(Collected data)

☆ ☆ ☆ ☆ ☆ ☆ ☆

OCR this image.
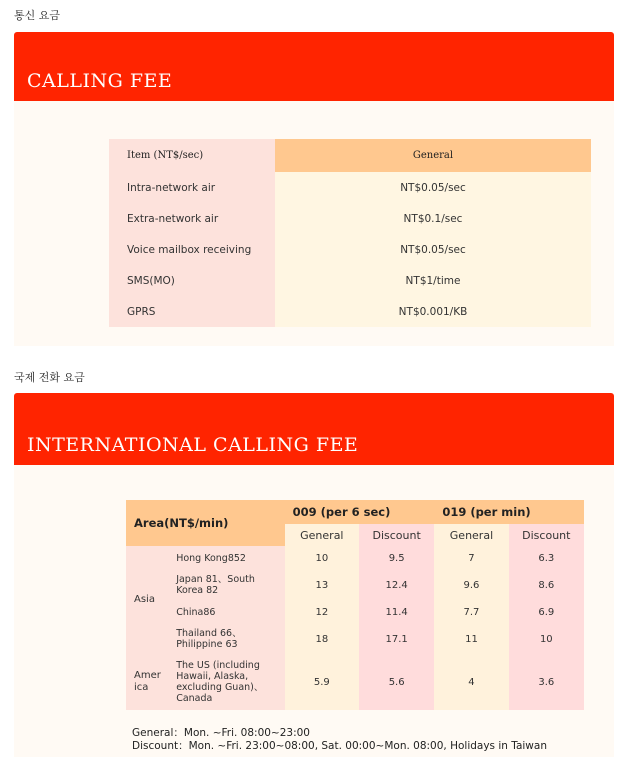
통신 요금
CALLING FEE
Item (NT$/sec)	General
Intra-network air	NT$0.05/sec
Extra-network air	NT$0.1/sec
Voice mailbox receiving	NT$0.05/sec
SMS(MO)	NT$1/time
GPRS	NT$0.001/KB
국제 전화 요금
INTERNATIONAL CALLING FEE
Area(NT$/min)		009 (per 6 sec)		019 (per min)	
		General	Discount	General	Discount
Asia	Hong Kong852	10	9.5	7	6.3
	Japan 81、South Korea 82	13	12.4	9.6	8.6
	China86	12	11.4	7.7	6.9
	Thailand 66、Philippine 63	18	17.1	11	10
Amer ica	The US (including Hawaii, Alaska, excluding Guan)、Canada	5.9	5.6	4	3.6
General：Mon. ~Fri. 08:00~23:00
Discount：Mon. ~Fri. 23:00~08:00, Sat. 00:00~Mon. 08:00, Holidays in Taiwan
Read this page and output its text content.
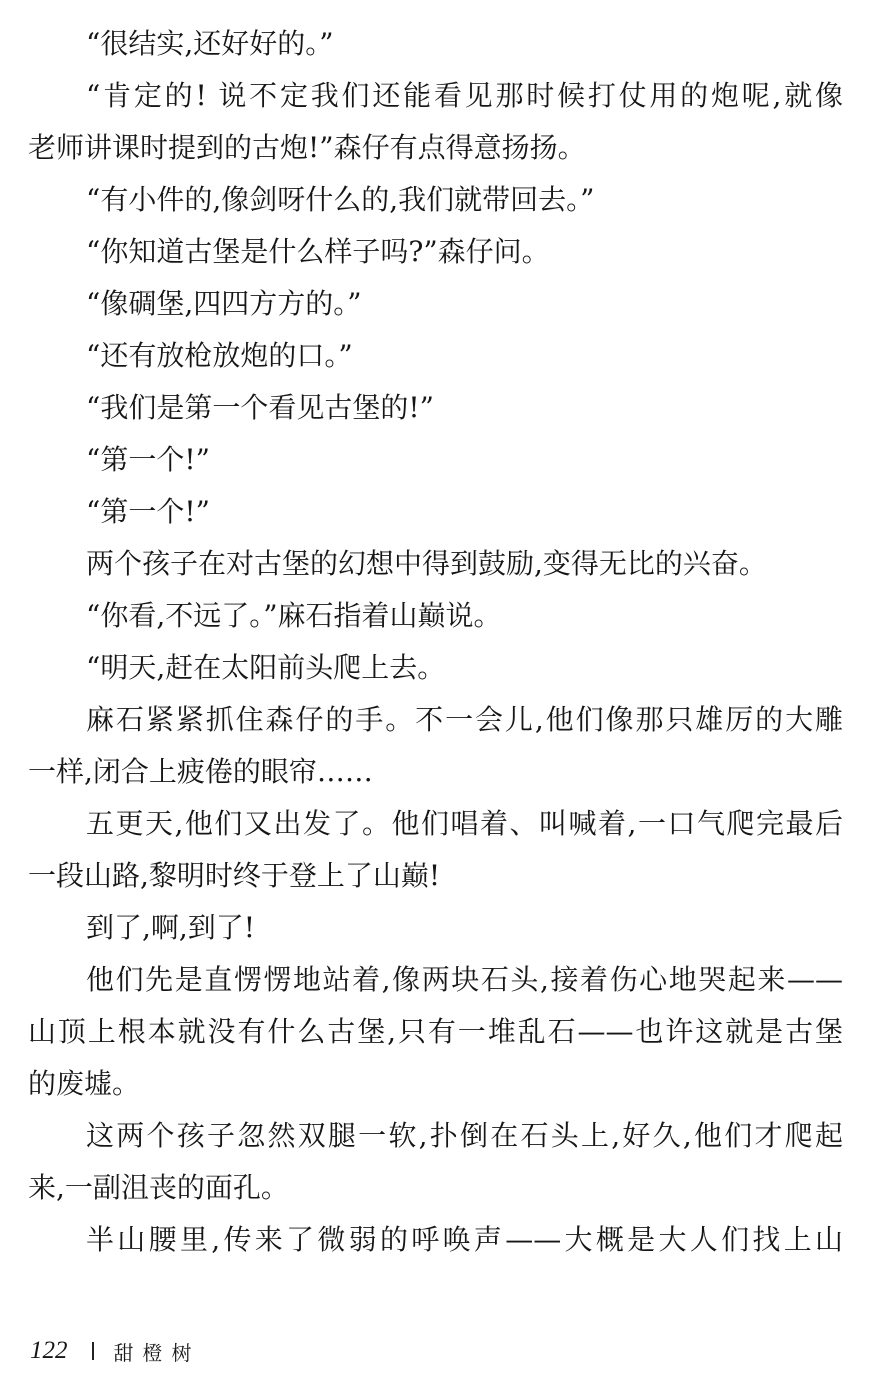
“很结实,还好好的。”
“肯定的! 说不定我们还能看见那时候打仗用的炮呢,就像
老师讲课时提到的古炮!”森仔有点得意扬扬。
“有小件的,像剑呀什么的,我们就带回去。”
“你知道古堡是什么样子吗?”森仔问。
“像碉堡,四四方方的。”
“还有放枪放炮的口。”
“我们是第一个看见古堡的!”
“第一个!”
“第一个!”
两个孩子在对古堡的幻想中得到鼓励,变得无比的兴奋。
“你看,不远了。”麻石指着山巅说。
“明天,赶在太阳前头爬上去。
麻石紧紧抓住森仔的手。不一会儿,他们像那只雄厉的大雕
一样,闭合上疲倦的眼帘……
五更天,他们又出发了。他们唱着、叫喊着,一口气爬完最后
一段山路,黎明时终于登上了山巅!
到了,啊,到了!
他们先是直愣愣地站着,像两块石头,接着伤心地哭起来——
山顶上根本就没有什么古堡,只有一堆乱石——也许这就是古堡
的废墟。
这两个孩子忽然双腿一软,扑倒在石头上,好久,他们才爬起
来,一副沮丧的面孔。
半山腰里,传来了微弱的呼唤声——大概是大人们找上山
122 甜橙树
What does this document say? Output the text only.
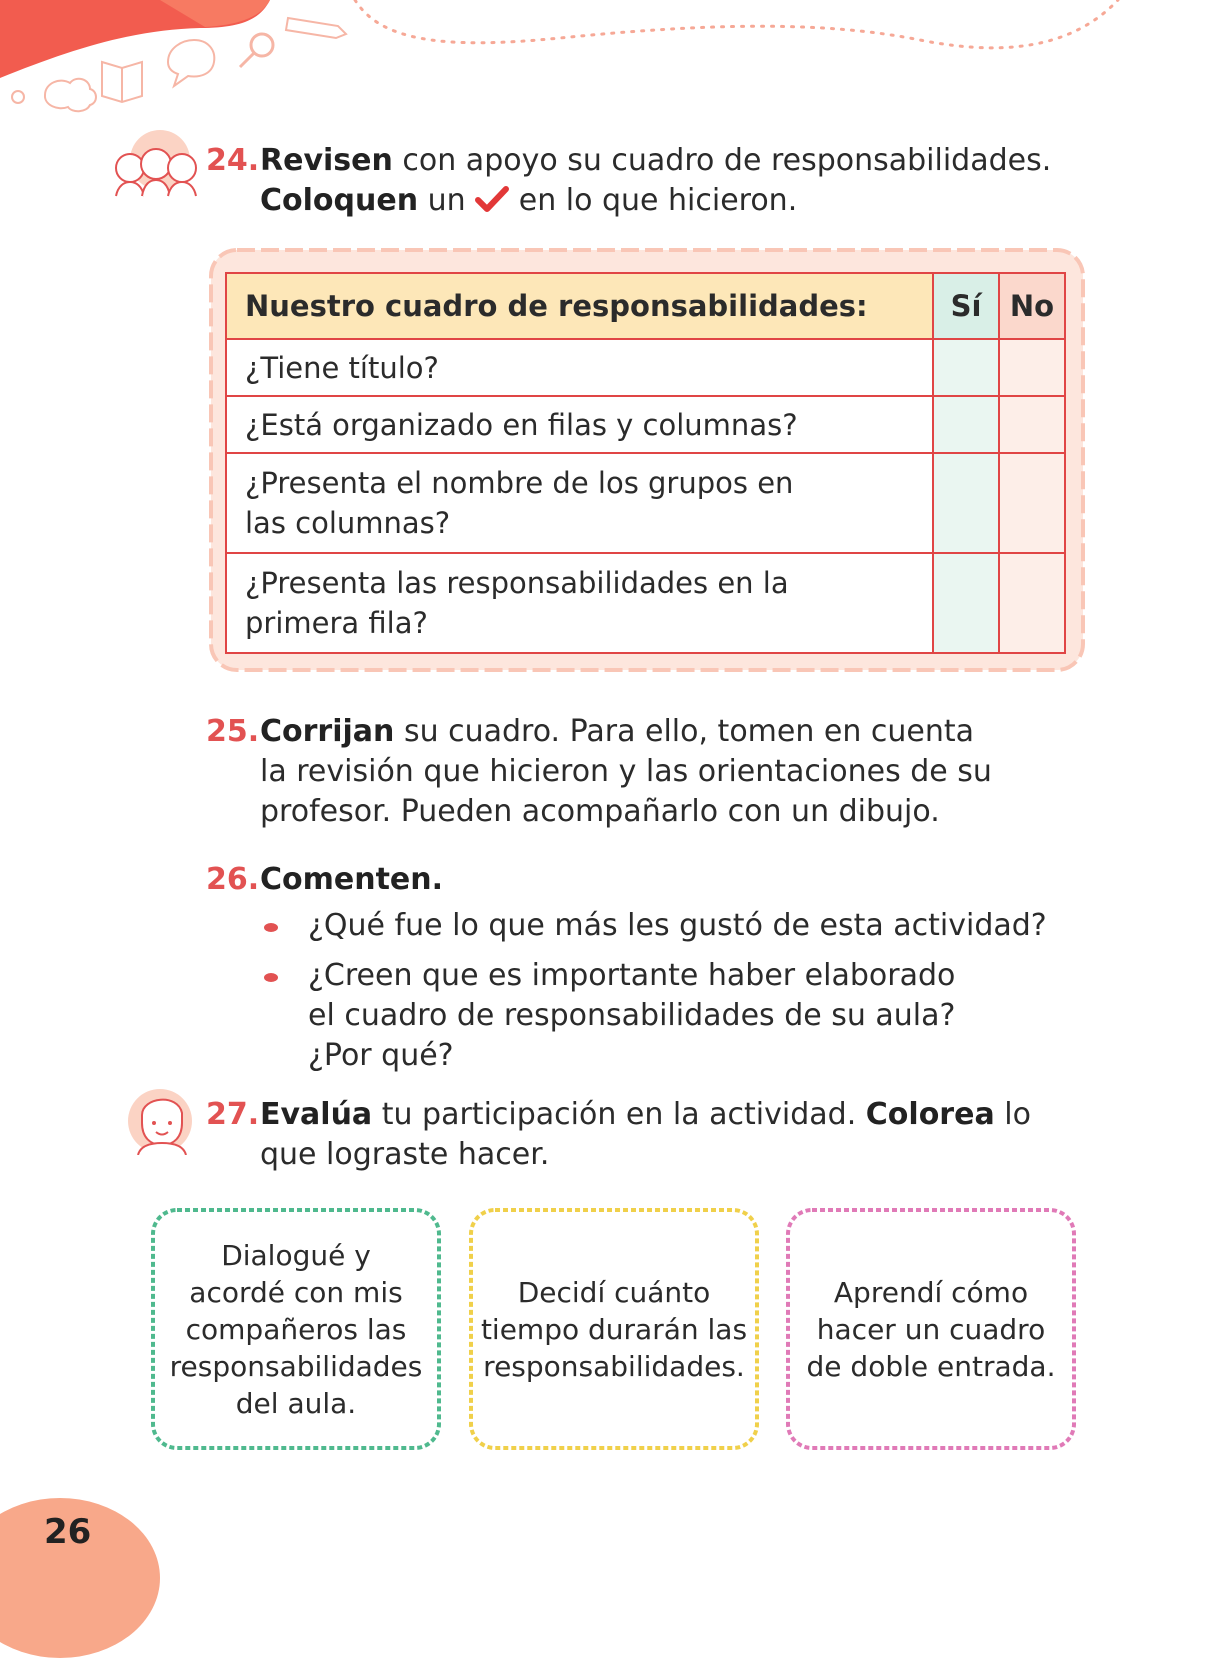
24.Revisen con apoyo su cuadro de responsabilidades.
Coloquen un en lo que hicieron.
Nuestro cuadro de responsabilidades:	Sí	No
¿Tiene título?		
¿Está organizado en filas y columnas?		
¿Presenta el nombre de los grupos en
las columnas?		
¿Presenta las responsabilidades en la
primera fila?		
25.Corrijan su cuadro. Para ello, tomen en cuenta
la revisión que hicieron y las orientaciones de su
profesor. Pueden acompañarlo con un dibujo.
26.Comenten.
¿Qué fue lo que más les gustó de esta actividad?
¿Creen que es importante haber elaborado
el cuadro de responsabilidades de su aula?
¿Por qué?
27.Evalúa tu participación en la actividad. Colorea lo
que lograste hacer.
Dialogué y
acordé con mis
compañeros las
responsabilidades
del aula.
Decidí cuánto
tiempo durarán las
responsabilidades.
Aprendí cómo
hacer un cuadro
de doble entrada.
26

☆ ☆ ☆ ☆ ☆ ☆ ☆

The records above need to be restated word for word, with the pictures left out.

### TASK ANSWER
OCR this image.
통신 요금
CALLING FEE
Item (NT$/sec)	General
Intra-network air	NT$0.05/sec
Extra-network air	NT$0.1/sec
Voice mailbox receiving	NT$0.05/sec
SMS(MO)	NT$1/time
GPRS	NT$0.001/KB
국제 전화 요금
INTERNATIONAL CALLING FEE
Area(NT$/min)		009 (per 6 sec)		019 (per min)	
		General	Discount	General	Discount
Asia	Hong Kong852	10	9.5	7	6.3
	Japan 81、South Korea 82	13	12.4	9.6	8.6
	China86	12	11.4	7.7	6.9
	Thailand 66、Philippine 63	18	17.1	11	10
Amer ica	The US (including Hawaii, Alaska, excluding Guan)、Canada	5.9	5.6	4	3.6
General：Mon. ~Fri. 08:00~23:00
Discount：Mon. ~Fri. 23:00~08:00, Sat. 00:00~Mon. 08:00, Holidays in Taiwan
Read this page and output its text content.
“很结实,还好好的。”
“肯定的! 说不定我们还能看见那时候打仗用的炮呢,就像
老师讲课时提到的古炮!”森仔有点得意扬扬。
“有小件的,像剑呀什么的,我们就带回去。”
“你知道古堡是什么样子吗?”森仔问。
“像碉堡,四四方方的。”
“还有放枪放炮的口。”
“我们是第一个看见古堡的!”
“第一个!”
“第一个!”
两个孩子在对古堡的幻想中得到鼓励,变得无比的兴奋。
“你看,不远了。”麻石指着山巅说。
“明天,赶在太阳前头爬上去。
麻石紧紧抓住森仔的手。不一会儿,他们像那只雄厉的大雕
一样,闭合上疲倦的眼帘……
五更天,他们又出发了。他们唱着、叫喊着,一口气爬完最后
一段山路,黎明时终于登上了山巅!
到了,啊,到了!
他们先是直愣愣地站着,像两块石头,接着伤心地哭起来——
山顶上根本就没有什么古堡,只有一堆乱石——也许这就是古堡
的废墟。
这两个孩子忽然双腿一软,扑倒在石头上,好久,他们才爬起
来,一副沮丧的面孔。
半山腰里,传来了微弱的呼唤声——大概是大人们找上山
122 甜橙树
What does this document say? Output the text only.
24.Revisen con apoyo su cuadro de responsabilidades.
Coloquen un en lo que hicieron.
Nuestro cuadro de responsabilidades:	Sí	No
¿Tiene título?		
¿Está organizado en filas y columnas?		
¿Presenta el nombre de los grupos en
las columnas?		
¿Presenta las responsabilidades en la
primera fila?		
25.Corrijan su cuadro. Para ello, tomen en cuenta
la revisión que hicieron y las orientaciones de su
profesor. Pueden acompañarlo con un dibujo.
26.Comenten.
¿Qué fue lo que más les gustó de esta actividad?
¿Creen que es importante haber elaborado
el cuadro de responsabilidades de su aula?
¿Por qué?
27.Evalúa tu participación en la actividad. Colorea lo
que lograste hacer.
Dialogué y
acordé con mis
compañeros las
responsabilidades
del aula.
Decidí cuánto
tiempo durarán las
responsabilidades.
Aprendí cómo
hacer un cuadro
de doble entrada.
26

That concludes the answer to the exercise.